Give the lines from the start of the material up to and including the line with "bar-0: [972, 389, 1604, 447]" as a Markdown table with the columns Row and Entry, leaving out any blank lines.

** start Given information **

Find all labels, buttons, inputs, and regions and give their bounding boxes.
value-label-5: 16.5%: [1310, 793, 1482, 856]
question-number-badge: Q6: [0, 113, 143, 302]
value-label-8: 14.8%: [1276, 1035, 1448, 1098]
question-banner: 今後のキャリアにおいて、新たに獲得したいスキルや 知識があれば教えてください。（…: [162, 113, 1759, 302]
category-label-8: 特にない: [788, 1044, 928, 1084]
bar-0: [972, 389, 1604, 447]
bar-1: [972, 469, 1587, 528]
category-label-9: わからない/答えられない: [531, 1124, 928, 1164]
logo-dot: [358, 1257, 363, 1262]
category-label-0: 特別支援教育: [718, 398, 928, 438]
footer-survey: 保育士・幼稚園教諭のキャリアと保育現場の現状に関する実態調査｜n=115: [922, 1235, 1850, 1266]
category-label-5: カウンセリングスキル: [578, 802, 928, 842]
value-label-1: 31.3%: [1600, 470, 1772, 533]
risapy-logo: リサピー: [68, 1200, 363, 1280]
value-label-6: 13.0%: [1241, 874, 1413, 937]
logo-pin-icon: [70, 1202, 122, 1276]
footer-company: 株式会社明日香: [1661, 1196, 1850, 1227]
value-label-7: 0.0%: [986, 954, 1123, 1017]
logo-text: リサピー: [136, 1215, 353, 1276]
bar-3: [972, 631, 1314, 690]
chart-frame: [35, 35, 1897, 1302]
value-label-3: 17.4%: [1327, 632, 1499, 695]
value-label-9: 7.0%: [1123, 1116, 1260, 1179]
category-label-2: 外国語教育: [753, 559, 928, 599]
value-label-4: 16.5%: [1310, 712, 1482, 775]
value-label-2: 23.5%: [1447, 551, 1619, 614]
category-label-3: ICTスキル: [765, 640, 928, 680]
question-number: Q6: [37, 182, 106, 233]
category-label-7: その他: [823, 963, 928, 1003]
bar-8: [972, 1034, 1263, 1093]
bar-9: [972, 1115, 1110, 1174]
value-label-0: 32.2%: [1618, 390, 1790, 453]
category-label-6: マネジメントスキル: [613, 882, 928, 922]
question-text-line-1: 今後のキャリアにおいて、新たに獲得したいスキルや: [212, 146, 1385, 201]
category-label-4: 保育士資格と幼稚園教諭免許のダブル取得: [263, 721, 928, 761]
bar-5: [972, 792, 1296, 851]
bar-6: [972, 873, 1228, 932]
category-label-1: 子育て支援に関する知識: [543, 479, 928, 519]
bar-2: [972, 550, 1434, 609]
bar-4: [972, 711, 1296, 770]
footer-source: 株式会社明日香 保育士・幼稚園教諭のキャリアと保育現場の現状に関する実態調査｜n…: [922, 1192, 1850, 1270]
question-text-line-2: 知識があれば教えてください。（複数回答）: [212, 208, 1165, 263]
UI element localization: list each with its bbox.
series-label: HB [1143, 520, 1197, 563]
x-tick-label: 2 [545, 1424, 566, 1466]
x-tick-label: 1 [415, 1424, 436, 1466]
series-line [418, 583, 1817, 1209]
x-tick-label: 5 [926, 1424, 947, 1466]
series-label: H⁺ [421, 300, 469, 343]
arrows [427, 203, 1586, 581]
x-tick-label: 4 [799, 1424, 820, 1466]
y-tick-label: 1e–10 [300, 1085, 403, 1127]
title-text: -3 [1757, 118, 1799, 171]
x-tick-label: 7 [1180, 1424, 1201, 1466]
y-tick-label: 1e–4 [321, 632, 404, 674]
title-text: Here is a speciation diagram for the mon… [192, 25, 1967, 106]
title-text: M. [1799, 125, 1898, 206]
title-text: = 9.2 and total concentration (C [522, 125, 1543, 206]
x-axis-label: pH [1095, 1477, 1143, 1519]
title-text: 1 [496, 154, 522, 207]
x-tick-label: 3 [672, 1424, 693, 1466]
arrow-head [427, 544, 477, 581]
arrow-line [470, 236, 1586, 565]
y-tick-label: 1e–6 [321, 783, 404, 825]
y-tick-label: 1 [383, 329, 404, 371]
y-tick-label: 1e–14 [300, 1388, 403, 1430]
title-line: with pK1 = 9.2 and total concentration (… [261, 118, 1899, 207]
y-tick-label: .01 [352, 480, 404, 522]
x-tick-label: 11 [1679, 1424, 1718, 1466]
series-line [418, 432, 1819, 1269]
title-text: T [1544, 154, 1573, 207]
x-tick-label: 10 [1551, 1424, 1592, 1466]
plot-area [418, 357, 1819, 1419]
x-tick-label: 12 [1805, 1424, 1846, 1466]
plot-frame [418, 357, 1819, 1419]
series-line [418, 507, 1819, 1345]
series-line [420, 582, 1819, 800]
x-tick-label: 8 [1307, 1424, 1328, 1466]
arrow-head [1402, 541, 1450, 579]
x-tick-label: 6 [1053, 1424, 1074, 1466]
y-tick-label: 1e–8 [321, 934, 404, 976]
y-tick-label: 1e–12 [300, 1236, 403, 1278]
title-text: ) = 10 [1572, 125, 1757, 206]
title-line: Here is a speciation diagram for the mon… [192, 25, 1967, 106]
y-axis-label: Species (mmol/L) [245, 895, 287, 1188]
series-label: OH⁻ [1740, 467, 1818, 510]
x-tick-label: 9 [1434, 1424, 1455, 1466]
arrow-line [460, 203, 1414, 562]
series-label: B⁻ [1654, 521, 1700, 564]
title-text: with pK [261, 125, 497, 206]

** end Given information **

▶ _Task answer_:
| Row | Entry |
|---|---|
| 1 | Find all labels, buttons, inputs, and regions and give their bounding boxes. |
| 2 | value-label-5: 16.5%: [1310, 793, 1482, 856] |
| 3 | question-number-badge: Q6: [0, 113, 143, 302] |
| 4 | value-label-8: 14.8%: [1276, 1035, 1448, 1098] |
| 5 | question-banner: 今後のキャリアにおいて、新たに獲得したいスキルや 知識があれば教えてください。（…: [162, 113, 1759, 302] |
| 6 | category-label-8: 特にない: [788, 1044, 928, 1084] |
| 7 | bar-0: [972, 389, 1604, 447] |